> **DO THIS**
Go through the entries below and pick out every line with "xlabel".

> **SUPPLIED RECORDS**
####################
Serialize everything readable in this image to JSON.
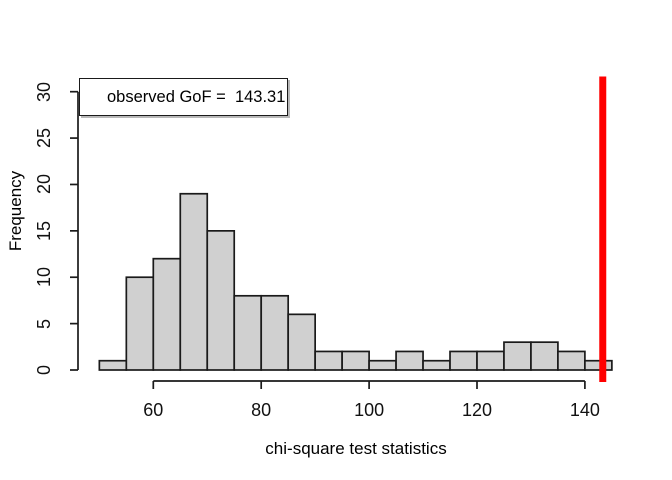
{
  "chart_data": {
    "type": "bar",
    "subtype": "histogram",
    "title": "",
    "xlabel": "chi-square test statistics",
    "ylabel": "Frequency",
    "bin_edges": [
      50,
      55,
      60,
      65,
      70,
      75,
      80,
      85,
      90,
      95,
      100,
      105,
      110,
      115,
      120,
      125,
      130,
      135,
      140,
      145
    ],
    "counts": [
      1,
      10,
      12,
      19,
      15,
      8,
      8,
      6,
      2,
      2,
      1,
      2,
      1,
      2,
      2,
      3,
      3,
      2,
      1
    ],
    "x_ticks": [
      60,
      80,
      100,
      120,
      140
    ],
    "y_ticks": [
      0,
      5,
      10,
      15,
      20,
      25,
      30
    ],
    "xlim": [
      46.2,
      148.8
    ],
    "ylim": [
      0,
      31
    ],
    "grid": false,
    "legend_position": "topleft",
    "colors": {
      "bar_fill": "#d0d0d0",
      "bar_border": "#1a1a1a",
      "axis": "#1a1a1a",
      "observed_line": "#ff0000",
      "background": "#ffffff"
    },
    "observed_line": {
      "value": 143.31,
      "color": "#ff0000"
    },
    "legend": {
      "text": "observed GoF =  143.31"
    }
  }
}
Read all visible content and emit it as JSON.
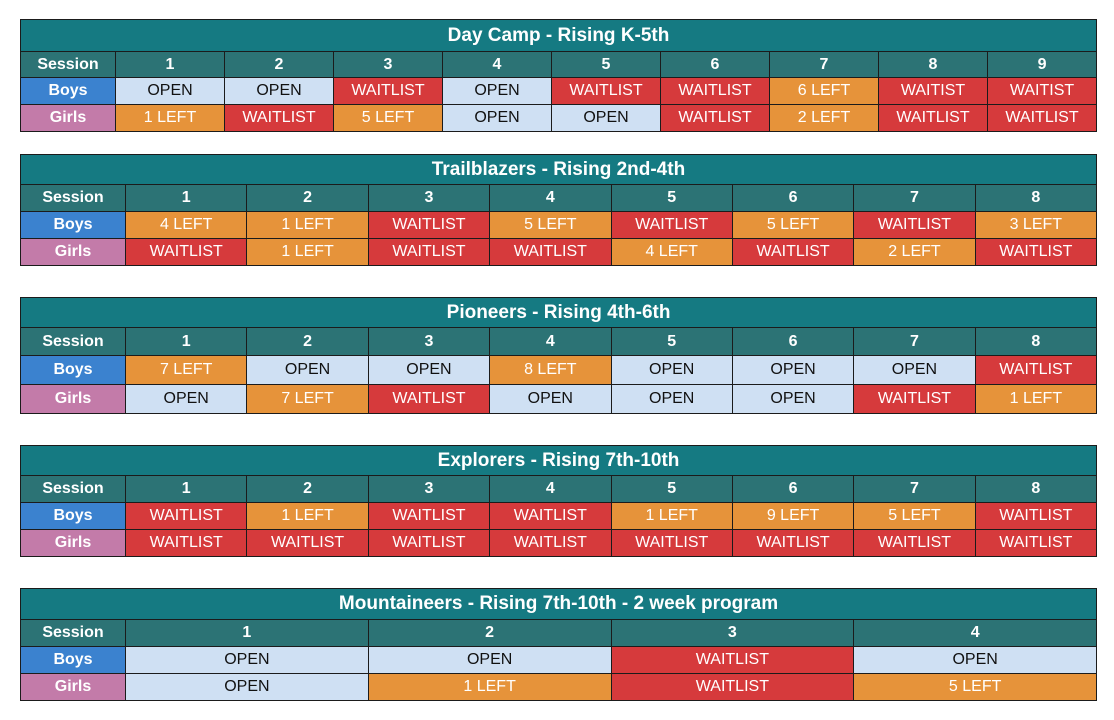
{
  "colors": {
    "title_bg": "#157a82",
    "header_bg": "#2c7375",
    "boys_label": "#3b82cf",
    "girls_label": "#c37ba9",
    "open": "#cfe0f3",
    "limited": "#e6933a",
    "waitlist": "#d63a3c"
  },
  "tables": [
    {
      "title": "Day Camp - Rising K-5th",
      "session_label": "Session",
      "sessions": [
        "1",
        "2",
        "3",
        "4",
        "5",
        "6",
        "7",
        "8",
        "9"
      ],
      "rows": [
        {
          "label": "Boys",
          "values": [
            "OPEN",
            "OPEN",
            "WAITLIST",
            "OPEN",
            "WAITLIST",
            "WAITLIST",
            "6 LEFT",
            "WAITIST",
            "WAITIST"
          ]
        },
        {
          "label": "Girls",
          "values": [
            "1 LEFT",
            "WAITLIST",
            "5 LEFT",
            "OPEN",
            "OPEN",
            "WAITLIST",
            "2 LEFT",
            "WAITLIST",
            "WAITLIST"
          ]
        }
      ]
    },
    {
      "title": "Trailblazers - Rising 2nd-4th",
      "session_label": "Session",
      "sessions": [
        "1",
        "2",
        "3",
        "4",
        "5",
        "6",
        "7",
        "8"
      ],
      "rows": [
        {
          "label": "Boys",
          "values": [
            "4 LEFT",
            "1 LEFT",
            "WAITLIST",
            "5 LEFT",
            "WAITLIST",
            "5 LEFT",
            "WAITLIST",
            "3 LEFT"
          ]
        },
        {
          "label": "Girls",
          "values": [
            "WAITLIST",
            "1 LEFT",
            "WAITLIST",
            "WAITLIST",
            "4 LEFT",
            "WAITLIST",
            "2 LEFT",
            "WAITLIST"
          ]
        }
      ]
    },
    {
      "title": "Pioneers - Rising 4th-6th",
      "session_label": "Session",
      "sessions": [
        "1",
        "2",
        "3",
        "4",
        "5",
        "6",
        "7",
        "8"
      ],
      "rows": [
        {
          "label": "Boys",
          "values": [
            "7 LEFT",
            "OPEN",
            "OPEN",
            "8 LEFT",
            "OPEN",
            "OPEN",
            "OPEN",
            "WAITLIST"
          ]
        },
        {
          "label": "Girls",
          "values": [
            "OPEN",
            "7 LEFT",
            "WAITLIST",
            "OPEN",
            "OPEN",
            "OPEN",
            "WAITLIST",
            "1 LEFT"
          ]
        }
      ]
    },
    {
      "title": "Explorers - Rising 7th-10th",
      "session_label": "Session",
      "sessions": [
        "1",
        "2",
        "3",
        "4",
        "5",
        "6",
        "7",
        "8"
      ],
      "rows": [
        {
          "label": "Boys",
          "values": [
            "WAITLIST",
            "1 LEFT",
            "WAITLIST",
            "WAITLIST",
            "1 LEFT",
            "9 LEFT",
            "5 LEFT",
            "WAITLIST"
          ]
        },
        {
          "label": "Girls",
          "values": [
            "WAITLIST",
            "WAITLIST",
            "WAITLIST",
            "WAITLIST",
            "WAITLIST",
            "WAITLIST",
            "WAITLIST",
            "WAITLIST"
          ]
        }
      ]
    },
    {
      "title": "Mountaineers - Rising 7th-10th - 2 week program",
      "session_label": "Session",
      "sessions": [
        "1",
        "2",
        "3",
        "4"
      ],
      "rows": [
        {
          "label": "Boys",
          "values": [
            "OPEN",
            "OPEN",
            "WAITLIST",
            "OPEN"
          ]
        },
        {
          "label": "Girls",
          "values": [
            "OPEN",
            "1 LEFT",
            "WAITLIST",
            "5 LEFT"
          ]
        }
      ]
    }
  ]
}
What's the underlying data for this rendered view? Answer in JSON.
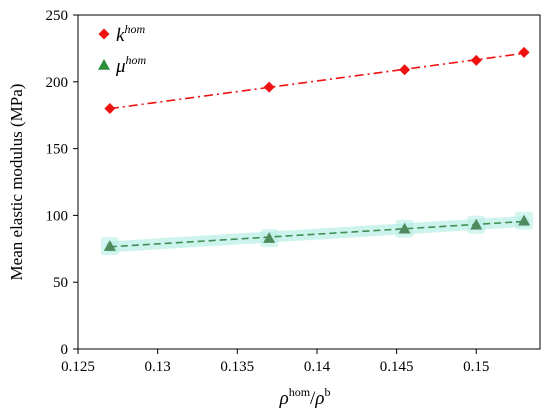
{
  "chart_data": {
    "type": "scatter",
    "xlabel": {
      "main": "ρ",
      "sup1": "hom",
      "sep": "/",
      "main2": "ρ",
      "sup2": "b"
    },
    "ylabel": "Mean elastic modulus  (MPa)",
    "xlim": [
      0.125,
      0.154
    ],
    "ylim": [
      0,
      250
    ],
    "xticks": [
      0.125,
      0.13,
      0.135,
      0.14,
      0.145,
      0.15
    ],
    "xtick_labels": [
      "0.125",
      "0.13",
      "0.135",
      "0.14",
      "0.145",
      "0.15"
    ],
    "yticks": [
      0,
      50,
      100,
      150,
      200,
      250
    ],
    "ytick_labels": [
      "0",
      "50",
      "100",
      "150",
      "200",
      "250"
    ],
    "grid": false,
    "legend_position": "top-left",
    "series": [
      {
        "name": "k",
        "name_sup": "hom",
        "marker": "diamond",
        "color": "#ee1111",
        "line_style": "dash-dot",
        "x": [
          0.127,
          0.137,
          0.1455,
          0.15,
          0.153
        ],
        "y": [
          180,
          196,
          209,
          216,
          222
        ]
      },
      {
        "name": "μ",
        "name_sup": "hom",
        "marker": "triangle",
        "color": "#2c8f3c",
        "marker_color": "#4e8a5c",
        "line_color": "#3f8f55",
        "line_style": "dashed",
        "error_band_color": "#b9efe6",
        "x": [
          0.127,
          0.137,
          0.1455,
          0.15,
          0.153
        ],
        "y": [
          77,
          83,
          90,
          93,
          96
        ]
      }
    ]
  }
}
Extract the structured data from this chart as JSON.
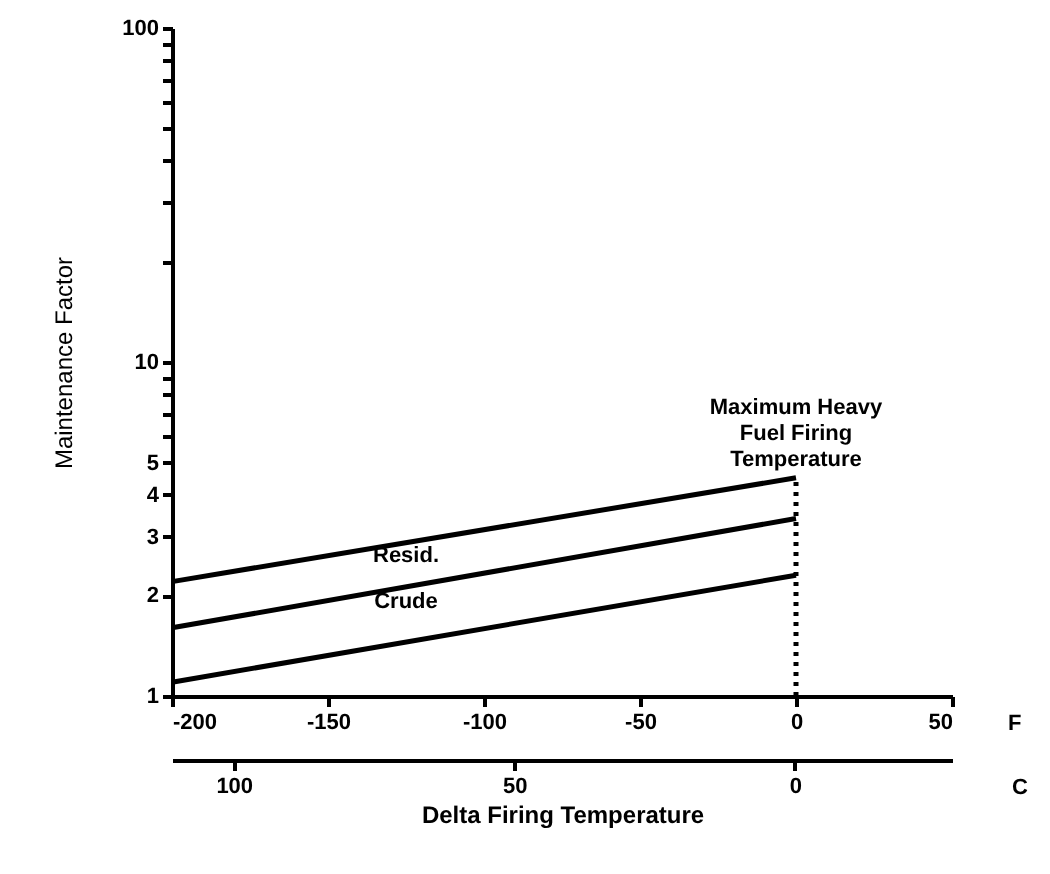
{
  "chart_data": {
    "type": "line",
    "xlabel": "Delta Firing Temperature",
    "ylabel": "Maintenance Factor",
    "x": [
      -200,
      0
    ],
    "series": [
      {
        "color": "#000000",
        "values": [
          2.2,
          4.5
        ]
      },
      {
        "color": "#000000",
        "values": [
          1.6,
          3.4
        ]
      },
      {
        "color": "#000000",
        "values": [
          1.1,
          2.3
        ]
      }
    ],
    "log": "y",
    "ylim": [
      1,
      100
    ],
    "yticks": [
      1,
      2,
      3,
      4,
      5,
      {
        "value": 6,
        "label": null
      },
      {
        "value": 7,
        "label": null
      },
      {
        "value": 8,
        "label": null
      },
      {
        "value": 9,
        "label": null
      },
      10,
      {
        "value": 20,
        "label": null
      },
      {
        "value": 30,
        "label": null
      },
      {
        "value": 40,
        "label": null
      },
      {
        "value": 50,
        "label": null
      },
      {
        "value": 60,
        "label": null
      },
      {
        "value": 70,
        "label": null
      },
      {
        "value": 80,
        "label": null
      },
      {
        "value": 90,
        "label": null
      },
      100
    ],
    "xlim": [
      -200,
      50
    ],
    "xticks": [
      -200,
      -150,
      -100,
      -50,
      0,
      50
    ],
    "x2lim": [
      111,
      -28
    ],
    "x2ticks": [
      100,
      50,
      0
    ],
    "ref_lines": [
      {
        "axis": "x",
        "value": 0,
        "label": "Maximum Heavy\nFuel Firing\nTemperature",
        "line_style": "dotted",
        "color": "#000000"
      }
    ],
    "annotations": [
      "Resid.",
      "Crude",
      "F",
      "C"
    ],
    "grid": false,
    "line_style": "solid"
  }
}
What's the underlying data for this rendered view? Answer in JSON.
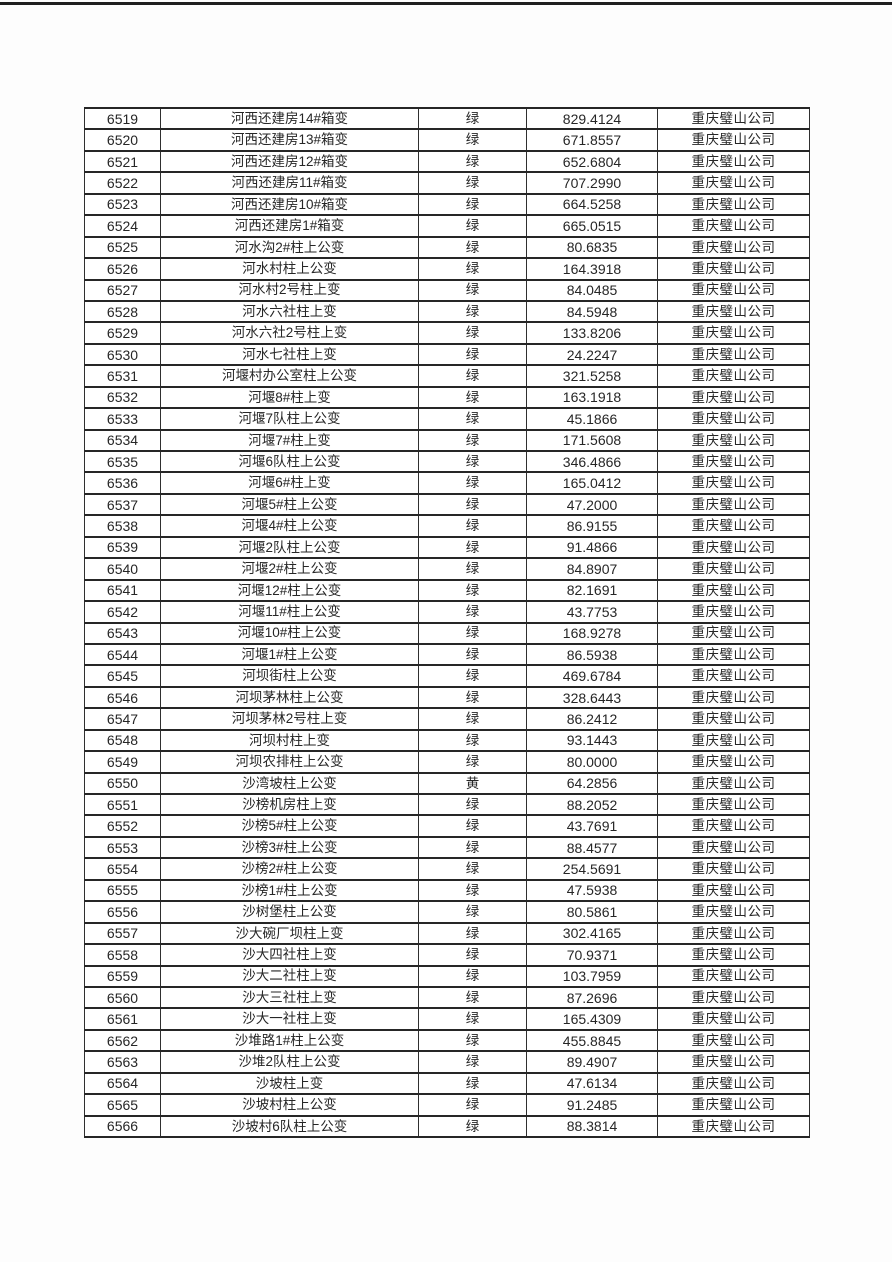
{
  "page": {
    "background_color": "#fdfdfd",
    "top_rule_color": "#1f1f1f",
    "border_color": "#262626",
    "text_color": "#262626"
  },
  "table": {
    "rows": [
      [
        "6519",
        "河西还建房14#箱变",
        "绿",
        "829.4124",
        "重庆璧山公司"
      ],
      [
        "6520",
        "河西还建房13#箱变",
        "绿",
        "671.8557",
        "重庆璧山公司"
      ],
      [
        "6521",
        "河西还建房12#箱变",
        "绿",
        "652.6804",
        "重庆璧山公司"
      ],
      [
        "6522",
        "河西还建房11#箱变",
        "绿",
        "707.2990",
        "重庆璧山公司"
      ],
      [
        "6523",
        "河西还建房10#箱变",
        "绿",
        "664.5258",
        "重庆璧山公司"
      ],
      [
        "6524",
        "河西还建房1#箱变",
        "绿",
        "665.0515",
        "重庆璧山公司"
      ],
      [
        "6525",
        "河水沟2#柱上公变",
        "绿",
        "80.6835",
        "重庆璧山公司"
      ],
      [
        "6526",
        "河水村柱上公变",
        "绿",
        "164.3918",
        "重庆璧山公司"
      ],
      [
        "6527",
        "河水村2号柱上变",
        "绿",
        "84.0485",
        "重庆璧山公司"
      ],
      [
        "6528",
        "河水六社柱上变",
        "绿",
        "84.5948",
        "重庆璧山公司"
      ],
      [
        "6529",
        "河水六社2号柱上变",
        "绿",
        "133.8206",
        "重庆璧山公司"
      ],
      [
        "6530",
        "河水七社柱上变",
        "绿",
        "24.2247",
        "重庆璧山公司"
      ],
      [
        "6531",
        "河堰村办公室柱上公变",
        "绿",
        "321.5258",
        "重庆璧山公司"
      ],
      [
        "6532",
        "河堰8#柱上变",
        "绿",
        "163.1918",
        "重庆璧山公司"
      ],
      [
        "6533",
        "河堰7队柱上公变",
        "绿",
        "45.1866",
        "重庆璧山公司"
      ],
      [
        "6534",
        "河堰7#柱上变",
        "绿",
        "171.5608",
        "重庆璧山公司"
      ],
      [
        "6535",
        "河堰6队柱上公变",
        "绿",
        "346.4866",
        "重庆璧山公司"
      ],
      [
        "6536",
        "河堰6#柱上变",
        "绿",
        "165.0412",
        "重庆璧山公司"
      ],
      [
        "6537",
        "河堰5#柱上公变",
        "绿",
        "47.2000",
        "重庆璧山公司"
      ],
      [
        "6538",
        "河堰4#柱上公变",
        "绿",
        "86.9155",
        "重庆璧山公司"
      ],
      [
        "6539",
        "河堰2队柱上公变",
        "绿",
        "91.4866",
        "重庆璧山公司"
      ],
      [
        "6540",
        "河堰2#柱上公变",
        "绿",
        "84.8907",
        "重庆璧山公司"
      ],
      [
        "6541",
        "河堰12#柱上公变",
        "绿",
        "82.1691",
        "重庆璧山公司"
      ],
      [
        "6542",
        "河堰11#柱上公变",
        "绿",
        "43.7753",
        "重庆璧山公司"
      ],
      [
        "6543",
        "河堰10#柱上公变",
        "绿",
        "168.9278",
        "重庆璧山公司"
      ],
      [
        "6544",
        "河堰1#柱上公变",
        "绿",
        "86.5938",
        "重庆璧山公司"
      ],
      [
        "6545",
        "河坝街柱上公变",
        "绿",
        "469.6784",
        "重庆璧山公司"
      ],
      [
        "6546",
        "河坝茅林柱上公变",
        "绿",
        "328.6443",
        "重庆璧山公司"
      ],
      [
        "6547",
        "河坝茅林2号柱上变",
        "绿",
        "86.2412",
        "重庆璧山公司"
      ],
      [
        "6548",
        "河坝村柱上变",
        "绿",
        "93.1443",
        "重庆璧山公司"
      ],
      [
        "6549",
        "河坝农排柱上公变",
        "绿",
        "80.0000",
        "重庆璧山公司"
      ],
      [
        "6550",
        "沙湾坡柱上公变",
        "黄",
        "64.2856",
        "重庆璧山公司"
      ],
      [
        "6551",
        "沙榜机房柱上变",
        "绿",
        "88.2052",
        "重庆璧山公司"
      ],
      [
        "6552",
        "沙榜5#柱上公变",
        "绿",
        "43.7691",
        "重庆璧山公司"
      ],
      [
        "6553",
        "沙榜3#柱上公变",
        "绿",
        "88.4577",
        "重庆璧山公司"
      ],
      [
        "6554",
        "沙榜2#柱上公变",
        "绿",
        "254.5691",
        "重庆璧山公司"
      ],
      [
        "6555",
        "沙榜1#柱上公变",
        "绿",
        "47.5938",
        "重庆璧山公司"
      ],
      [
        "6556",
        "沙树堡柱上公变",
        "绿",
        "80.5861",
        "重庆璧山公司"
      ],
      [
        "6557",
        "沙大碗厂坝柱上变",
        "绿",
        "302.4165",
        "重庆璧山公司"
      ],
      [
        "6558",
        "沙大四社柱上变",
        "绿",
        "70.9371",
        "重庆璧山公司"
      ],
      [
        "6559",
        "沙大二社柱上变",
        "绿",
        "103.7959",
        "重庆璧山公司"
      ],
      [
        "6560",
        "沙大三社柱上变",
        "绿",
        "87.2696",
        "重庆璧山公司"
      ],
      [
        "6561",
        "沙大一社柱上变",
        "绿",
        "165.4309",
        "重庆璧山公司"
      ],
      [
        "6562",
        "沙堆路1#柱上公变",
        "绿",
        "455.8845",
        "重庆璧山公司"
      ],
      [
        "6563",
        "沙堆2队柱上公变",
        "绿",
        "89.4907",
        "重庆璧山公司"
      ],
      [
        "6564",
        "沙坡柱上变",
        "绿",
        "47.6134",
        "重庆璧山公司"
      ],
      [
        "6565",
        "沙坡村柱上公变",
        "绿",
        "91.2485",
        "重庆璧山公司"
      ],
      [
        "6566",
        "沙坡村6队柱上公变",
        "绿",
        "88.3814",
        "重庆璧山公司"
      ]
    ]
  }
}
####################
> **ANSWER BELOW**
    "xlabel": "chi-square test statistics",
    "xlabel": {
    "xlabel": "Delta Firing Temperature",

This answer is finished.